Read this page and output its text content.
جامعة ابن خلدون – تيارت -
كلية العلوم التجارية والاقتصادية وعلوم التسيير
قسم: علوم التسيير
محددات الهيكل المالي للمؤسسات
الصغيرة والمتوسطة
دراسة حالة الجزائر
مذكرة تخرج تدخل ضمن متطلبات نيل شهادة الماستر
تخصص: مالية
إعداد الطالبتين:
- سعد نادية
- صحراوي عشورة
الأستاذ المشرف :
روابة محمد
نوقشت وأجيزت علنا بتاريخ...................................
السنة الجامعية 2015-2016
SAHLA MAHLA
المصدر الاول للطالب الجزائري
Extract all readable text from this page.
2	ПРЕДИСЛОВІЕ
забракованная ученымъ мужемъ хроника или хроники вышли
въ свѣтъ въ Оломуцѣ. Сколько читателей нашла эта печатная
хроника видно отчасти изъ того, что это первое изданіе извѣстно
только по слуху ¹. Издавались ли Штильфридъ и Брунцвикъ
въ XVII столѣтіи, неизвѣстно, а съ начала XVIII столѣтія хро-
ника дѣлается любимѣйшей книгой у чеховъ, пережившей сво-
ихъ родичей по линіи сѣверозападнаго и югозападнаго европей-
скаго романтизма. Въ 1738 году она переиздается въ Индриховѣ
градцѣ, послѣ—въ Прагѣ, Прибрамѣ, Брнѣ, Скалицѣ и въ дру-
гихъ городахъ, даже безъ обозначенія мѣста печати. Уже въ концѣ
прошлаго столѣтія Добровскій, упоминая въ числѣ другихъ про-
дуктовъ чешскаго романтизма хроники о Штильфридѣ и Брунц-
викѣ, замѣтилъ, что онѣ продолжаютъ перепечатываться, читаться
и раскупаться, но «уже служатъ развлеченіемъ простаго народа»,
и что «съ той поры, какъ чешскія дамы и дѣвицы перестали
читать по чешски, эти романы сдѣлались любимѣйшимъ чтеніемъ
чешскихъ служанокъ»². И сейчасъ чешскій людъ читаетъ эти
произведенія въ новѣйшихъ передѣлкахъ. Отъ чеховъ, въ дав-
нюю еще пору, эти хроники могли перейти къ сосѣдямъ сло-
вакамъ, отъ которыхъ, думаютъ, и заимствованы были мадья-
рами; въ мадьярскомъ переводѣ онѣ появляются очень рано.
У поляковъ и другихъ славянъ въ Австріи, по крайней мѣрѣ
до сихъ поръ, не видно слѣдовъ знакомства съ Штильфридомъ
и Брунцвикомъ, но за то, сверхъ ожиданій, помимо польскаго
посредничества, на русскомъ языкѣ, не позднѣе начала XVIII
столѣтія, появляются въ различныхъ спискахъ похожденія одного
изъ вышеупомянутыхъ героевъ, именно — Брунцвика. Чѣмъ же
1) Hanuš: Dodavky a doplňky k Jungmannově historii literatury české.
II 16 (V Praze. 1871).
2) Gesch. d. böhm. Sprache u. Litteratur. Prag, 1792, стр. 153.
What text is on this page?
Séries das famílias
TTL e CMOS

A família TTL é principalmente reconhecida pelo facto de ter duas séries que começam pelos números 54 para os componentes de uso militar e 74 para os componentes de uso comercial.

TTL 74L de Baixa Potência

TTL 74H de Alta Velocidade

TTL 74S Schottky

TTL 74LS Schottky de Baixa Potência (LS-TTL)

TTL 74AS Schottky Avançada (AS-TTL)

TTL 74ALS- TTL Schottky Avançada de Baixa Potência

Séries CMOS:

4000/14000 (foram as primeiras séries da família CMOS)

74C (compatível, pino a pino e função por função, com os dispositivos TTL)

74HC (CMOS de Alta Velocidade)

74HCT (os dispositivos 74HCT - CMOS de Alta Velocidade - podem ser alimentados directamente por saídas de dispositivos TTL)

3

________

Directions for this task: Scan the records above for the string "Potência", then select every line that holds it.

Exercise solution:
TTL 74L de Baixa Potência
TTL 74LS Schottky de Baixa Potência (LS-TTL)
TTL 74ALS- TTL Schottky Avançada de Baixa Potência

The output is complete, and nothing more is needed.